_EXERCISE GOAL:_ Repeat all of the records verbatim.

-- GIVEN RECORDS start --

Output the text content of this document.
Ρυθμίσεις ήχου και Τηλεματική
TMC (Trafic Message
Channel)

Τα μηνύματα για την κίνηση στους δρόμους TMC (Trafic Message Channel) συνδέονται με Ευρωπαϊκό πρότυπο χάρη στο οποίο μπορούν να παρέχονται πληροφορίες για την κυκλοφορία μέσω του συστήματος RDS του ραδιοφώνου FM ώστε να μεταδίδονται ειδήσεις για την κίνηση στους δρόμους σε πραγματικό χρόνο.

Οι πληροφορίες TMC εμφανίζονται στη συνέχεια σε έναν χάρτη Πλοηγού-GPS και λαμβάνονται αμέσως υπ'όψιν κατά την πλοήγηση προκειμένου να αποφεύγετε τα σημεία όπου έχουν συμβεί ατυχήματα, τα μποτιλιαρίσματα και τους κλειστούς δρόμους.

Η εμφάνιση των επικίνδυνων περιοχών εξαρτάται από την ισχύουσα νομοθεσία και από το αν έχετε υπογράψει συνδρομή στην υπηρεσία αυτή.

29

-- GIVEN RECORDS end --

_EXERCISE RESULT:_
Output the text content of this document.
Ρυθμίσεις ήχου και Τηλεματική
TMC (Trafic Message
Channel)

Τα μηνύματα για την κίνηση στους δρόμους TMC (Trafic Message Channel) συνδέονται με Ευρωπαϊκό πρότυπο χάρη στο οποίο μπορούν να παρέχονται πληροφορίες για την κυκλοφορία μέσω του συστήματος RDS του ραδιοφώνου FM ώστε να μεταδίδονται ειδήσεις για την κίνηση στους δρόμους σε πραγματικό χρόνο.

Οι πληροφορίες TMC εμφανίζονται στη συνέχεια σε έναν χάρτη Πλοηγού-GPS και λαμβάνονται αμέσως υπ'όψιν κατά την πλοήγηση προκειμένου να αποφεύγετε τα σημεία όπου έχουν συμβεί ατυχήματα, τα μποτιλιαρίσματα και τους κλειστούς δρόμους.

Η εμφάνιση των επικίνδυνων περιοχών εξαρτάται από την ισχύουσα νομοθεσία και από το αν έχετε υπογράψει συνδρομή στην υπηρεσία αυτή.

29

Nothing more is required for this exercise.